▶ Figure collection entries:
|---|
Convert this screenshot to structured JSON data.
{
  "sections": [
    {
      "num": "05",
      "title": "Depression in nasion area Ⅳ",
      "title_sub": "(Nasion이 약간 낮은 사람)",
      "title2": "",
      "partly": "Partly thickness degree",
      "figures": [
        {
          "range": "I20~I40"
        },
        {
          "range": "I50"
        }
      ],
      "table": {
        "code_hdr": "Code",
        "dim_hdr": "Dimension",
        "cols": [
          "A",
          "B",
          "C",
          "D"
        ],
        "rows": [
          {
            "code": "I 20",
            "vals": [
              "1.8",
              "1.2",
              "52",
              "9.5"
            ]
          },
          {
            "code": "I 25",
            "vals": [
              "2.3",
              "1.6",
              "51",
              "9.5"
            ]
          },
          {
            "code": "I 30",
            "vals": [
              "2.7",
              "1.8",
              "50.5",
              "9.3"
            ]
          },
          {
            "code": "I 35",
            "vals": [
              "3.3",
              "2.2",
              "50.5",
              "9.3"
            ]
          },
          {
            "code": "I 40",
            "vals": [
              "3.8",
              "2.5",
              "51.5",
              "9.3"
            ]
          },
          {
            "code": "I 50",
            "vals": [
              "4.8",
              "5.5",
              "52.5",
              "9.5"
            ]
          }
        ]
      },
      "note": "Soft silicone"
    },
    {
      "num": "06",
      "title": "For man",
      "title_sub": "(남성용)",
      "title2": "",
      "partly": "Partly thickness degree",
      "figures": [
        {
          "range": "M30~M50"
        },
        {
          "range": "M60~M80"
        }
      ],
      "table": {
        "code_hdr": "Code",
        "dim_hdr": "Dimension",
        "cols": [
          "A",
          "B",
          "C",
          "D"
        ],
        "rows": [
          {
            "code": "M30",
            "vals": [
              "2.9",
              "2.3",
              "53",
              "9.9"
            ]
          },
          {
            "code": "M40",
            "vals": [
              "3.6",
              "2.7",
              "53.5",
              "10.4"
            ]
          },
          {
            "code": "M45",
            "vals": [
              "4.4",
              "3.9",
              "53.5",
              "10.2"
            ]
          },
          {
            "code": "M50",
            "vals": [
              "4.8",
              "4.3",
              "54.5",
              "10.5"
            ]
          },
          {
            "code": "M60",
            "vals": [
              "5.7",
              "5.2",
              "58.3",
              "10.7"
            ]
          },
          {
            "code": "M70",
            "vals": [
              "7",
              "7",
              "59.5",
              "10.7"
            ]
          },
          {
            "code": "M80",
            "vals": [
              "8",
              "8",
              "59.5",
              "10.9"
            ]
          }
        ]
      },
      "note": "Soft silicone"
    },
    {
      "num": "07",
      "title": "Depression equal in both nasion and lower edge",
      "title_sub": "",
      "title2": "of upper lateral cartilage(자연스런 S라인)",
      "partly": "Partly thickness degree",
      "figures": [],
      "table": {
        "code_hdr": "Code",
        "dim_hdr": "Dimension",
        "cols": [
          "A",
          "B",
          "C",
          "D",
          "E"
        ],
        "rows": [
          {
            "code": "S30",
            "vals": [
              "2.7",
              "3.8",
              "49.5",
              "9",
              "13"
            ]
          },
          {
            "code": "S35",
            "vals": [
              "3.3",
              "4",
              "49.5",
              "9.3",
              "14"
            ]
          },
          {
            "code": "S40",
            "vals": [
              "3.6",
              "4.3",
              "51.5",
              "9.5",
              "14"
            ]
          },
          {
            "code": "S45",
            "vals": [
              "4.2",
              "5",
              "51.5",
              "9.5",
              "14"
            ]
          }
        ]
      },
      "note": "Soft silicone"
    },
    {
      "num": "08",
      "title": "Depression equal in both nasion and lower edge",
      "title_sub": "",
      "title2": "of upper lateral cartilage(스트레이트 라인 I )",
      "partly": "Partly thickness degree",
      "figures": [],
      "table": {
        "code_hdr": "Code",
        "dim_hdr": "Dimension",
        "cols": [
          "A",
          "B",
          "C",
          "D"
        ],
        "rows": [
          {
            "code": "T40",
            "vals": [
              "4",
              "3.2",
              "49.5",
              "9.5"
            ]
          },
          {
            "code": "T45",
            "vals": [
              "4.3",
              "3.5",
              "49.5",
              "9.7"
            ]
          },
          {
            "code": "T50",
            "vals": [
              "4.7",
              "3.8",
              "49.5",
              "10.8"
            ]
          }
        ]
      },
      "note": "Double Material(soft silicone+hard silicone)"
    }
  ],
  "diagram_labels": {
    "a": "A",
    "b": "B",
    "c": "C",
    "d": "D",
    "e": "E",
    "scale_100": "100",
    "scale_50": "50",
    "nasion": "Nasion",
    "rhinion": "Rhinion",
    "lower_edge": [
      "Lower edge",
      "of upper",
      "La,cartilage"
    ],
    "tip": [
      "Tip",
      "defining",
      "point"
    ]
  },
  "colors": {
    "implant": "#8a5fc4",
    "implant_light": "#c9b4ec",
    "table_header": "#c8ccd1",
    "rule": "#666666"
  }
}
|---|
▶ EXERCISE TASK: Write out the data exactly as it stands.

▶ COMPLETED EXERCISE:
Convert this screenshot to structured JSON data.
{
  "sections": [
    {
      "num": "05",
      "title": "Depression in nasion area Ⅳ",
      "title_sub": "(Nasion이 약간 낮은 사람)",
      "title2": "",
      "partly": "Partly thickness degree",
      "figures": [
        {
          "range": "I20~I40"
        },
        {
          "range": "I50"
        }
      ],
      "table": {
        "code_hdr": "Code",
        "dim_hdr": "Dimension",
        "cols": [
          "A",
          "B",
          "C",
          "D"
        ],
        "rows": [
          {
            "code": "I 20",
            "vals": [
              "1.8",
              "1.2",
              "52",
              "9.5"
            ]
          },
          {
            "code": "I 25",
            "vals": [
              "2.3",
              "1.6",
              "51",
              "9.5"
            ]
          },
          {
            "code": "I 30",
            "vals": [
              "2.7",
              "1.8",
              "50.5",
              "9.3"
            ]
          },
          {
            "code": "I 35",
            "vals": [
              "3.3",
              "2.2",
              "50.5",
              "9.3"
            ]
          },
          {
            "code": "I 40",
            "vals": [
              "3.8",
              "2.5",
              "51.5",
              "9.3"
            ]
          },
          {
            "code": "I 50",
            "vals": [
              "4.8",
              "5.5",
              "52.5",
              "9.5"
            ]
          }
        ]
      },
      "note": "Soft silicone"
    },
    {
      "num": "06",
      "title": "For man",
      "title_sub": "(남성용)",
      "title2": "",
      "partly": "Partly thickness degree",
      "figures": [
        {
          "range": "M30~M50"
        },
        {
          "range": "M60~M80"
        }
      ],
      "table": {
        "code_hdr": "Code",
        "dim_hdr": "Dimension",
        "cols": [
          "A",
          "B",
          "C",
          "D"
        ],
        "rows": [
          {
            "code": "M30",
            "vals": [
              "2.9",
              "2.3",
              "53",
              "9.9"
            ]
          },
          {
            "code": "M40",
            "vals": [
              "3.6",
              "2.7",
              "53.5",
              "10.4"
            ]
          },
          {
            "code": "M45",
            "vals": [
              "4.4",
              "3.9",
              "53.5",
              "10.2"
            ]
          },
          {
            "code": "M50",
            "vals": [
              "4.8",
              "4.3",
              "54.5",
              "10.5"
            ]
          },
          {
            "code": "M60",
            "vals": [
              "5.7",
              "5.2",
              "58.3",
              "10.7"
            ]
          },
          {
            "code": "M70",
            "vals": [
              "7",
              "7",
              "59.5",
              "10.7"
            ]
          },
          {
            "code": "M80",
            "vals": [
              "8",
              "8",
              "59.5",
              "10.9"
            ]
          }
        ]
      },
      "note": "Soft silicone"
    },
    {
      "num": "07",
      "title": "Depression equal in both nasion and lower edge",
      "title_sub": "",
      "title2": "of upper lateral cartilage(자연스런 S라인)",
      "partly": "Partly thickness degree",
      "figures": [],
      "table": {
        "code_hdr": "Code",
        "dim_hdr": "Dimension",
        "cols": [
          "A",
          "B",
          "C",
          "D",
          "E"
        ],
        "rows": [
          {
            "code": "S30",
            "vals": [
              "2.7",
              "3.8",
              "49.5",
              "9",
              "13"
            ]
          },
          {
            "code": "S35",
            "vals": [
              "3.3",
              "4",
              "49.5",
              "9.3",
              "14"
            ]
          },
          {
            "code": "S40",
            "vals": [
              "3.6",
              "4.3",
              "51.5",
              "9.5",
              "14"
            ]
          },
          {
            "code": "S45",
            "vals": [
              "4.2",
              "5",
              "51.5",
              "9.5",
              "14"
            ]
          }
        ]
      },
      "note": "Soft silicone"
    },
    {
      "num": "08",
      "title": "Depression equal in both nasion and lower edge",
      "title_sub": "",
      "title2": "of upper lateral cartilage(스트레이트 라인 I )",
      "partly": "Partly thickness degree",
      "figures": [],
      "table": {
        "code_hdr": "Code",
        "dim_hdr": "Dimension",
        "cols": [
          "A",
          "B",
          "C",
          "D"
        ],
        "rows": [
          {
            "code": "T40",
            "vals": [
              "4",
              "3.2",
              "49.5",
              "9.5"
            ]
          },
          {
            "code": "T45",
            "vals": [
              "4.3",
              "3.5",
              "49.5",
              "9.7"
            ]
          },
          {
            "code": "T50",
            "vals": [
              "4.7",
              "3.8",
              "49.5",
              "10.8"
            ]
          }
        ]
      },
      "note": "Double Material(soft silicone+hard silicone)"
    }
  ],
  "diagram_labels": {
    "a": "A",
    "b": "B",
    "c": "C",
    "d": "D",
    "e": "E",
    "scale_100": "100",
    "scale_50": "50",
    "nasion": "Nasion",
    "rhinion": "Rhinion",
    "lower_edge": [
      "Lower edge",
      "of upper",
      "La,cartilage"
    ],
    "tip": [
      "Tip",
      "defining",
      "point"
    ]
  },
  "colors": {
    "implant": "#8a5fc4",
    "implant_light": "#c9b4ec",
    "table_header": "#c8ccd1",
    "rule": "#666666"
  }
}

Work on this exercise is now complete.